SET PROBLEM: Write out each line exactly as it stands, please.

(Rows from a figure dataset)
+===+
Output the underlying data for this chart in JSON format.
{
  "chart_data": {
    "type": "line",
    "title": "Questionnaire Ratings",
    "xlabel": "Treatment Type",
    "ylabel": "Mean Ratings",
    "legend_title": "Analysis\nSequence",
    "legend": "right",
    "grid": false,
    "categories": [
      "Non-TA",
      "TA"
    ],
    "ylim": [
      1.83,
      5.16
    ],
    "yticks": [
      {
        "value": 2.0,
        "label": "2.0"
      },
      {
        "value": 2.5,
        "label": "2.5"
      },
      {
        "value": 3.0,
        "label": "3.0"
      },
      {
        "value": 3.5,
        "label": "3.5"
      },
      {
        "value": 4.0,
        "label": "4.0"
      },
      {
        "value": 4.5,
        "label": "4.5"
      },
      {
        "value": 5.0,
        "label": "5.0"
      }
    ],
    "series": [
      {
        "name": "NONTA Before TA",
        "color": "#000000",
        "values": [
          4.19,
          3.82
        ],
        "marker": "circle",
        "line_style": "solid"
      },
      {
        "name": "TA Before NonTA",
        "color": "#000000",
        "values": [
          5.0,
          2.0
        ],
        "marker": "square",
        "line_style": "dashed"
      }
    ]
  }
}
+===+
OUTPUT FOR THIS TASK:
Output the underlying data for this chart in JSON format.
{
  "chart_data": {
    "type": "line",
    "title": "Questionnaire Ratings",
    "xlabel": "Treatment Type",
    "ylabel": "Mean Ratings",
    "legend_title": "Analysis\nSequence",
    "legend": "right",
    "grid": false,
    "categories": [
      "Non-TA",
      "TA"
    ],
    "ylim": [
      1.83,
      5.16
    ],
    "yticks": [
      {
        "value": 2.0,
        "label": "2.0"
      },
      {
        "value": 2.5,
        "label": "2.5"
      },
      {
        "value": 3.0,
        "label": "3.0"
      },
      {
        "value": 3.5,
        "label": "3.5"
      },
      {
        "value": 4.0,
        "label": "4.0"
      },
      {
        "value": 4.5,
        "label": "4.5"
      },
      {
        "value": 5.0,
        "label": "5.0"
      }
    ],
    "series": [
      {
        "name": "NONTA Before TA",
        "color": "#000000",
        "values": [
          4.19,
          3.82
        ],
        "marker": "circle",
        "line_style": "solid"
      },
      {
        "name": "TA Before NonTA",
        "color": "#000000",
        "values": [
          5.0,
          2.0
        ],
        "marker": "square",
        "line_style": "dashed"
      }
    ]
  }
}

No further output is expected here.